— What you will do —
Collect the lines of the entries where "this" shows up.

◆ ◆ ◆

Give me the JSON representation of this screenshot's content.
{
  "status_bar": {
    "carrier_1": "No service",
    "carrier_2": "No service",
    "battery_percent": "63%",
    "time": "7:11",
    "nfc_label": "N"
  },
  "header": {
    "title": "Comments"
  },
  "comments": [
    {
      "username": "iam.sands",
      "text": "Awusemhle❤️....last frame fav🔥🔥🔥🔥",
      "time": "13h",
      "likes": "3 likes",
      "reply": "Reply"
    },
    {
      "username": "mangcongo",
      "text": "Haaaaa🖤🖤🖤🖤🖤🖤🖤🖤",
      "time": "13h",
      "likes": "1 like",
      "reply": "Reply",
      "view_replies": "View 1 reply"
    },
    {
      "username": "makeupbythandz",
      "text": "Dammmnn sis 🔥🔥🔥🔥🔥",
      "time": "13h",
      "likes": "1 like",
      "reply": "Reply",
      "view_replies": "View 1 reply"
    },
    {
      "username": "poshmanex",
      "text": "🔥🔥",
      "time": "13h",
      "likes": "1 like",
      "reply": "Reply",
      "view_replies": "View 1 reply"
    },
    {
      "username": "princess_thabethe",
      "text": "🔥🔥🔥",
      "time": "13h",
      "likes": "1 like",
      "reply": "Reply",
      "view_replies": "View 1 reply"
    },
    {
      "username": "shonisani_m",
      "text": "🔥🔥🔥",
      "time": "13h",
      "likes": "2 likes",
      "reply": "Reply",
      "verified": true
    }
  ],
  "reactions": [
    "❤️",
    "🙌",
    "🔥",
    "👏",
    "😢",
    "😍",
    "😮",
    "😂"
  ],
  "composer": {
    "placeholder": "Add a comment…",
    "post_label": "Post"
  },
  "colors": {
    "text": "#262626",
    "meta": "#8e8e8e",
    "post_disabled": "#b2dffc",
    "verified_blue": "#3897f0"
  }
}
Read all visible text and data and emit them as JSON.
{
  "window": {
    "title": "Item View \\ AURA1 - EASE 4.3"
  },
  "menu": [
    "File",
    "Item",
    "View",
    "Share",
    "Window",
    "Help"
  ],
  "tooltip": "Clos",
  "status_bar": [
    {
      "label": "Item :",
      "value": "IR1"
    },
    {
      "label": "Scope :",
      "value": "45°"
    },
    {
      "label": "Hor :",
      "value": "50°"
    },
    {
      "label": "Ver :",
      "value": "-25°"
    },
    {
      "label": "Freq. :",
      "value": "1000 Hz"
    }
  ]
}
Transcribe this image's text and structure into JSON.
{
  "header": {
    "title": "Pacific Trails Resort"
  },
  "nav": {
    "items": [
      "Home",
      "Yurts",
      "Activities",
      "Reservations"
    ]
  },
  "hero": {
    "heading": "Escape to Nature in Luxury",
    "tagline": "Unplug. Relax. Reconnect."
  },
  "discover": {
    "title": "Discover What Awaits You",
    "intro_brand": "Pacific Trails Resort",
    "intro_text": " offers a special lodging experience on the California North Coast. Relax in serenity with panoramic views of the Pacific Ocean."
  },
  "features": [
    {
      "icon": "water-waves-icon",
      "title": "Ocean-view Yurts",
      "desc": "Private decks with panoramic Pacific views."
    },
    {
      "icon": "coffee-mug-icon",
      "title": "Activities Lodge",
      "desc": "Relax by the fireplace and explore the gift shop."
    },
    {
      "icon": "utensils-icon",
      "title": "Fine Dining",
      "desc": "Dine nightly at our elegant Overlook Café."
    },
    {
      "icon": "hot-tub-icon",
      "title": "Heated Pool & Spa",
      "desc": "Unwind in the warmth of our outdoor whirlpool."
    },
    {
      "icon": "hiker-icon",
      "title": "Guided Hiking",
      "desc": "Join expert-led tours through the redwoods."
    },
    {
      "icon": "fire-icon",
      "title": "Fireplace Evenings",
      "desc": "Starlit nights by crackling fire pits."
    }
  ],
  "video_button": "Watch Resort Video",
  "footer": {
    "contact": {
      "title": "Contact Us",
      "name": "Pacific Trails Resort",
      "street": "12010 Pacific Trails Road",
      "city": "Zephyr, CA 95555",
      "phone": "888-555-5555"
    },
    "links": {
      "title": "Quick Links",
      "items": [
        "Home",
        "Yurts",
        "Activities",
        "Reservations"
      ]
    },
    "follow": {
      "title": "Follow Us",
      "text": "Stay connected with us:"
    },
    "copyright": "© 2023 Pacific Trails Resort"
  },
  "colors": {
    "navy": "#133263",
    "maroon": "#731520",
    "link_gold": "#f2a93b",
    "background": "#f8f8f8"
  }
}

◆ ◆ ◆

— Response —
Give me the JSON representation of this screenshot's content.
Transcribe this image's text and structure into JSON.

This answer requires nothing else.